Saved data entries
++++++++++
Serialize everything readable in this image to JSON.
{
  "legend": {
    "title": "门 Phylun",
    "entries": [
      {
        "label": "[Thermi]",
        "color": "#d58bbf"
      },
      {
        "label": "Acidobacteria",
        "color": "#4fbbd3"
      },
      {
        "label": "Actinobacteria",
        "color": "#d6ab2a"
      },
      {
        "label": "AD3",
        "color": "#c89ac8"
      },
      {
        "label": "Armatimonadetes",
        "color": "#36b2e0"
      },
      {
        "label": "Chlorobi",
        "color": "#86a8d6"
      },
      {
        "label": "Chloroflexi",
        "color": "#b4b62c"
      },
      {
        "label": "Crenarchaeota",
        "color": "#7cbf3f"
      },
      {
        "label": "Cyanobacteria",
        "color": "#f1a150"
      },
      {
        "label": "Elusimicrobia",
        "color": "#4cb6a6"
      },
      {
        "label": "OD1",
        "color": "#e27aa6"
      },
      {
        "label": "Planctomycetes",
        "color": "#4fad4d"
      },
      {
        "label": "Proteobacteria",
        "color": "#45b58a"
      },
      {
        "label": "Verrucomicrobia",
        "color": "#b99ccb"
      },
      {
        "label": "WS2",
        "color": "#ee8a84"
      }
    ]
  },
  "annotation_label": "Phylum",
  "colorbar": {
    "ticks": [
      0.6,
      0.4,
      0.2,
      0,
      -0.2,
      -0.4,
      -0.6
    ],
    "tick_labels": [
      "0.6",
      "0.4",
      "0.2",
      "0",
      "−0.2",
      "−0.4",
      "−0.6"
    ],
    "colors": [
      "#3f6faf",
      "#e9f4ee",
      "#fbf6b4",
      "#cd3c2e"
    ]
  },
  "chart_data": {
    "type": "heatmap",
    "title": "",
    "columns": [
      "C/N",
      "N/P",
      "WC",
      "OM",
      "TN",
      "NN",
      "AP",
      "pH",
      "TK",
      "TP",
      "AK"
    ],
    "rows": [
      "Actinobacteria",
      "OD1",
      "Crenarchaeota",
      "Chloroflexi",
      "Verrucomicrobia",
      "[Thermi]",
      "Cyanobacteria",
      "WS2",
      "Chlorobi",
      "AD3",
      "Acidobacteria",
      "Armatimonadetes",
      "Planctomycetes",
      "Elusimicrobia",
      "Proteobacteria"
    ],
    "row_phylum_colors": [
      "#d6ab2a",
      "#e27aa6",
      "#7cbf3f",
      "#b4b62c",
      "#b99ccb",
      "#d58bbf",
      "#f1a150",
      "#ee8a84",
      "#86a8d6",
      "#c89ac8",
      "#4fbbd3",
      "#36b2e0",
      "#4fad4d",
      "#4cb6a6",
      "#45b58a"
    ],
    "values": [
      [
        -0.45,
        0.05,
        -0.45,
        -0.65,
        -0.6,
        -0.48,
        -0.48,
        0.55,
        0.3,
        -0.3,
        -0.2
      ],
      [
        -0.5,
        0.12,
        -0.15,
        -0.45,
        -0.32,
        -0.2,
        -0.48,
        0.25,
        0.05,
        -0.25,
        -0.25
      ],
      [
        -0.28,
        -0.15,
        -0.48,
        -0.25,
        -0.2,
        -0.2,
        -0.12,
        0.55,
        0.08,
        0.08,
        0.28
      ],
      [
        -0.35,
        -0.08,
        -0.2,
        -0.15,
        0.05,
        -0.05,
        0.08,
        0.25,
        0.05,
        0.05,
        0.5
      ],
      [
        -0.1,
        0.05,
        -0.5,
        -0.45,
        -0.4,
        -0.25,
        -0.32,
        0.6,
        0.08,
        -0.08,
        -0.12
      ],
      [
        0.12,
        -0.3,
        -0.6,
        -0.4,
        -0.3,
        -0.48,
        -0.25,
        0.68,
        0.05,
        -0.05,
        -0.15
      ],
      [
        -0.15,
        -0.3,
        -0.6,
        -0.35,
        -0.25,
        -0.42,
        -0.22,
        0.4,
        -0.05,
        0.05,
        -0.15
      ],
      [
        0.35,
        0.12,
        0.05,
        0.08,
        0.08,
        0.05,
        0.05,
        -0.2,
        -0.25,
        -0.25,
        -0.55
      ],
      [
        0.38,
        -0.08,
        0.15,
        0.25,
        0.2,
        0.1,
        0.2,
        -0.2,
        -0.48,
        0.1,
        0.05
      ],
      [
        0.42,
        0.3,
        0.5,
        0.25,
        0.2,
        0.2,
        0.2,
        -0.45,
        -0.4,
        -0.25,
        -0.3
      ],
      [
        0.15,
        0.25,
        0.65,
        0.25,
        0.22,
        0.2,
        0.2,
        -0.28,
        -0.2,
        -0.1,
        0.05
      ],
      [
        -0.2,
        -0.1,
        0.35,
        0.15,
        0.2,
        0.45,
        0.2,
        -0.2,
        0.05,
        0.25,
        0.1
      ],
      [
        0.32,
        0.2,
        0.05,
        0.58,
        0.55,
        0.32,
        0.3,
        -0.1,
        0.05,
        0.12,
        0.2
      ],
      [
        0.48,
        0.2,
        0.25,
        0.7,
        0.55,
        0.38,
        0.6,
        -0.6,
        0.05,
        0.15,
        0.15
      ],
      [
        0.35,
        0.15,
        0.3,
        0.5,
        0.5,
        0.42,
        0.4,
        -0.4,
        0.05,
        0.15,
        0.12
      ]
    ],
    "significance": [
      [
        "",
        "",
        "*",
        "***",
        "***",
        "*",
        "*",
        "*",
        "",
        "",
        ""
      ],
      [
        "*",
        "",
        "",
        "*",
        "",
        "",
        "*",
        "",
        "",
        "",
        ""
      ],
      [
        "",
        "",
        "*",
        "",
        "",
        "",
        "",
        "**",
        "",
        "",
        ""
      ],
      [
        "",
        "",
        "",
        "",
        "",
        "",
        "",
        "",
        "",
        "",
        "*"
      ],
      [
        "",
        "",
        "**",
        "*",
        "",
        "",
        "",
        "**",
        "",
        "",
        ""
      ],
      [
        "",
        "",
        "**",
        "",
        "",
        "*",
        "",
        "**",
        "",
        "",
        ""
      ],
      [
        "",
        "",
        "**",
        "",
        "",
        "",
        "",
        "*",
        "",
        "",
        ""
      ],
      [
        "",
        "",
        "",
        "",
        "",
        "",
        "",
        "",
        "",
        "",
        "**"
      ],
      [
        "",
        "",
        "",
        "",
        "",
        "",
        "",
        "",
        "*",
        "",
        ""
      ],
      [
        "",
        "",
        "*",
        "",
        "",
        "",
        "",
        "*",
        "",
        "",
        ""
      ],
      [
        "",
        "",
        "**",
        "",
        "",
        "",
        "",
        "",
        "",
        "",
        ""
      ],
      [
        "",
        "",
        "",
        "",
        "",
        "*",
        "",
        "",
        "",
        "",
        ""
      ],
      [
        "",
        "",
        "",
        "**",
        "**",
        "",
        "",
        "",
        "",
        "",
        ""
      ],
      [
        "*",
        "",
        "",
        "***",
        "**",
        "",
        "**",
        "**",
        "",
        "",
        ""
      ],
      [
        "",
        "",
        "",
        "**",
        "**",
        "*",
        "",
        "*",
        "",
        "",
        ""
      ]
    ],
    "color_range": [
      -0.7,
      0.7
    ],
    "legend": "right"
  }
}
++++++++++
### PROBLEM REQUIREMENTS
Using the records above, work out how many lines hold the string "Planctomycetes"; answer with that number alone.

### RESPONSE AREA
2